[WHAT YOU HAVE TO DO]
Below are the records. Restate word for word every line from the one that contains "Parse this chart and return its data as JSON." through the final line, both included.

## START STORED RECORDS

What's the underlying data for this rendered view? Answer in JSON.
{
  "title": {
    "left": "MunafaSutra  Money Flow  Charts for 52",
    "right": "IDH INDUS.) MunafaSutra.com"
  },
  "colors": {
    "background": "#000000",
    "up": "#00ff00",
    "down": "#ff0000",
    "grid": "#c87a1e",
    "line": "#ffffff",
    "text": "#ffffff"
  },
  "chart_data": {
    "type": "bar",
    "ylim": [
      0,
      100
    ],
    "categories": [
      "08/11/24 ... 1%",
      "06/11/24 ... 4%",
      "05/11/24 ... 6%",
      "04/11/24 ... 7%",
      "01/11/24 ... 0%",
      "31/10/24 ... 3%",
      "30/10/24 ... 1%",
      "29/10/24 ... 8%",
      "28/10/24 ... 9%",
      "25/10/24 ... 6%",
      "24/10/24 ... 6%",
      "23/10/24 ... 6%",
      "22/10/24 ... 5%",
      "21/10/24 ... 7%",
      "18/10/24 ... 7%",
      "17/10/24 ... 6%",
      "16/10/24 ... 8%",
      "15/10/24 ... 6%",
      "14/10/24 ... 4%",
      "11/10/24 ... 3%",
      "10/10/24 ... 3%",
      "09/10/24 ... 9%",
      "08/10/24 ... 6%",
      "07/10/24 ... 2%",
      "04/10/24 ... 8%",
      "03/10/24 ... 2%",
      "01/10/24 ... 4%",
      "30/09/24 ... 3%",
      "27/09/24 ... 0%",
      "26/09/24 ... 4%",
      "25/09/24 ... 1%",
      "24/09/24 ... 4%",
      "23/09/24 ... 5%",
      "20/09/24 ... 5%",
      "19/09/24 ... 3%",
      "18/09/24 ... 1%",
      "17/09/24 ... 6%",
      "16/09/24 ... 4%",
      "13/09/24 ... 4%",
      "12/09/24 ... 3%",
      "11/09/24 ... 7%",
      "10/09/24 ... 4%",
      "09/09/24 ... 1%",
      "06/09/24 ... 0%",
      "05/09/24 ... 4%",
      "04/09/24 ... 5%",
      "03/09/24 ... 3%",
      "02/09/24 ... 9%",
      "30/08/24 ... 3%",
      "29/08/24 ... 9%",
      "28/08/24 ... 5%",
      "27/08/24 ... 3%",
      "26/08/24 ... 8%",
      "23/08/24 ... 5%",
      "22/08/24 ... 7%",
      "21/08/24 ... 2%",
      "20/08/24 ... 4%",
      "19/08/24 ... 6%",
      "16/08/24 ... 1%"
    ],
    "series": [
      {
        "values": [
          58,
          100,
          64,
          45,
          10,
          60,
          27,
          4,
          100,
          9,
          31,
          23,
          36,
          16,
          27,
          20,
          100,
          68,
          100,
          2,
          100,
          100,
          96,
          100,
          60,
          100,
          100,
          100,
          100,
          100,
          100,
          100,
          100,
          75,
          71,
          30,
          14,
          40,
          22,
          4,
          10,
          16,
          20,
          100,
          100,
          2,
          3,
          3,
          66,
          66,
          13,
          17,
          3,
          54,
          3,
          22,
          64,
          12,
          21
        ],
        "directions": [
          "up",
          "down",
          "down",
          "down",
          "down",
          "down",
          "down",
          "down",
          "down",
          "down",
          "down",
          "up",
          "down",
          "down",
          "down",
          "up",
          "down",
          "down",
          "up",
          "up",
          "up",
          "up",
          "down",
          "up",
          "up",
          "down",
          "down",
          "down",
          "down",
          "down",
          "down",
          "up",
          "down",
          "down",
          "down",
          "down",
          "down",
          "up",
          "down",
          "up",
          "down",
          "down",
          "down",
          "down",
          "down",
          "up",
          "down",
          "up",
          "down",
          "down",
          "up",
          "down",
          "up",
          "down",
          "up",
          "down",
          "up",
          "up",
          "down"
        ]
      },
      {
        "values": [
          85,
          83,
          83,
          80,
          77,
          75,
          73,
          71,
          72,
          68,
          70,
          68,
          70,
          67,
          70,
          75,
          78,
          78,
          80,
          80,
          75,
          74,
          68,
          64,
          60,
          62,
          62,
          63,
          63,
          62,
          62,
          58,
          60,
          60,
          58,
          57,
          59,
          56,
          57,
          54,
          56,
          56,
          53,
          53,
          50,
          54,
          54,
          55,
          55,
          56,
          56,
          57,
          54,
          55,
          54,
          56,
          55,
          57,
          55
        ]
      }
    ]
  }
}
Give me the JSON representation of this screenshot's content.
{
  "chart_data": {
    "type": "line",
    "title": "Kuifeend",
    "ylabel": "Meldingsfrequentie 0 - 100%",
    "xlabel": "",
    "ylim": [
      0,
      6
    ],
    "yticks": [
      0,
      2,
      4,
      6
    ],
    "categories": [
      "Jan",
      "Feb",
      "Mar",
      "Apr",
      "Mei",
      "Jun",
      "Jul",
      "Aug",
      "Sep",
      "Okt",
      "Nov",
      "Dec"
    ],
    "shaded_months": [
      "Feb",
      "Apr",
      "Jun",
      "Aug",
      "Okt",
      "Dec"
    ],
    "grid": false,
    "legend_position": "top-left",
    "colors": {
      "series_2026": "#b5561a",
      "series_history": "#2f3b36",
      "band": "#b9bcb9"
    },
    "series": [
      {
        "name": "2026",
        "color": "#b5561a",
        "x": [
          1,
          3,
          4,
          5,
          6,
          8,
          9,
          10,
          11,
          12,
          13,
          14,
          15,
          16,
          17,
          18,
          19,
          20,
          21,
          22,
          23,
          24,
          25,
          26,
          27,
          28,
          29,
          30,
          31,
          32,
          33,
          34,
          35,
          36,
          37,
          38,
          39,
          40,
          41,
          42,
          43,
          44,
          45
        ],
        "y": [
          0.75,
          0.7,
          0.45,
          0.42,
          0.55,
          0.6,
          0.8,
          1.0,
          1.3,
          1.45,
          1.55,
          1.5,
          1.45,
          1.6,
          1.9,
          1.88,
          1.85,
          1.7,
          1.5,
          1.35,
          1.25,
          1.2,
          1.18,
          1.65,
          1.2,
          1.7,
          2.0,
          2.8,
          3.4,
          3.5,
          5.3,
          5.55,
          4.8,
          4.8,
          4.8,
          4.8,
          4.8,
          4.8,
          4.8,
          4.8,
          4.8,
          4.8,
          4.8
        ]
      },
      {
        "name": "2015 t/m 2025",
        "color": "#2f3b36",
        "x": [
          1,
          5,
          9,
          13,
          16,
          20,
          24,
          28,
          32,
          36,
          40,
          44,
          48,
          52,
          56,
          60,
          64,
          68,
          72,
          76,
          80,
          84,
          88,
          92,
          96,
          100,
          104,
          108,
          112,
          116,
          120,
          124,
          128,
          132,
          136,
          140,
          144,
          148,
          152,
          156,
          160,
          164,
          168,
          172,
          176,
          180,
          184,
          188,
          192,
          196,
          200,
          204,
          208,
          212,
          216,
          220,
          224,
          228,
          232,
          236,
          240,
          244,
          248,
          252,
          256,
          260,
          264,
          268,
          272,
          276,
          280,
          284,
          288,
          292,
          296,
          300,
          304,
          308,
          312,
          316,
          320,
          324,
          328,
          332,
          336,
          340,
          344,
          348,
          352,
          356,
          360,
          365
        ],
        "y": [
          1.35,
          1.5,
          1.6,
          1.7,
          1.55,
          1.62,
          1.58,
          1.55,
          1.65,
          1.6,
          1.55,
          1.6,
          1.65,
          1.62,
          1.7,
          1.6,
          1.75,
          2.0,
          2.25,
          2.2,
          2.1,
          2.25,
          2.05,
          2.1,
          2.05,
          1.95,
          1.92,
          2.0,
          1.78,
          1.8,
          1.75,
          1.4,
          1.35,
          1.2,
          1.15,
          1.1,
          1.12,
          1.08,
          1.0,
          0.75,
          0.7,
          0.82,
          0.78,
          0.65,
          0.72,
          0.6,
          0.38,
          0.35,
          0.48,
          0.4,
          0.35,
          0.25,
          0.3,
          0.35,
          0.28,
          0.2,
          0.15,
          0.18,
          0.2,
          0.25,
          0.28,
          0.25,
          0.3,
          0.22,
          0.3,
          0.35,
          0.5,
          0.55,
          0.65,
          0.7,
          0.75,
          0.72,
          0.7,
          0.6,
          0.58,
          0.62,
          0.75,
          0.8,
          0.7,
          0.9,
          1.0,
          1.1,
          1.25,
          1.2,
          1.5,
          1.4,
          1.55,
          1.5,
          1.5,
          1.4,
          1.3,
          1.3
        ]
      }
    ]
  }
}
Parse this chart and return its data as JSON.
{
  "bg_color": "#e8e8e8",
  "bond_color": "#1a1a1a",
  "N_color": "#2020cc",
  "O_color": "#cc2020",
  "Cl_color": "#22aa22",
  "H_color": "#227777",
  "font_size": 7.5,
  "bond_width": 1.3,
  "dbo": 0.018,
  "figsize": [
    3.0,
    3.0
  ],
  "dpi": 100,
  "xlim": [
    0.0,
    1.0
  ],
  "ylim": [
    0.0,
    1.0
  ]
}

## END STORED RECORDS

[RESPONSE TO THE EXERCISE]
Parse this chart and return its data as JSON.
{
  "bg_color": "#e8e8e8",
  "bond_color": "#1a1a1a",
  "N_color": "#2020cc",
  "O_color": "#cc2020",
  "Cl_color": "#22aa22",
  "H_color": "#227777",
  "font_size": 7.5,
  "bond_width": 1.3,
  "dbo": 0.018,
  "figsize": [
    3.0,
    3.0
  ],
  "dpi": 100,
  "xlim": [
    0.0,
    1.0
  ],
  "ylim": [
    0.0,
    1.0
  ]
}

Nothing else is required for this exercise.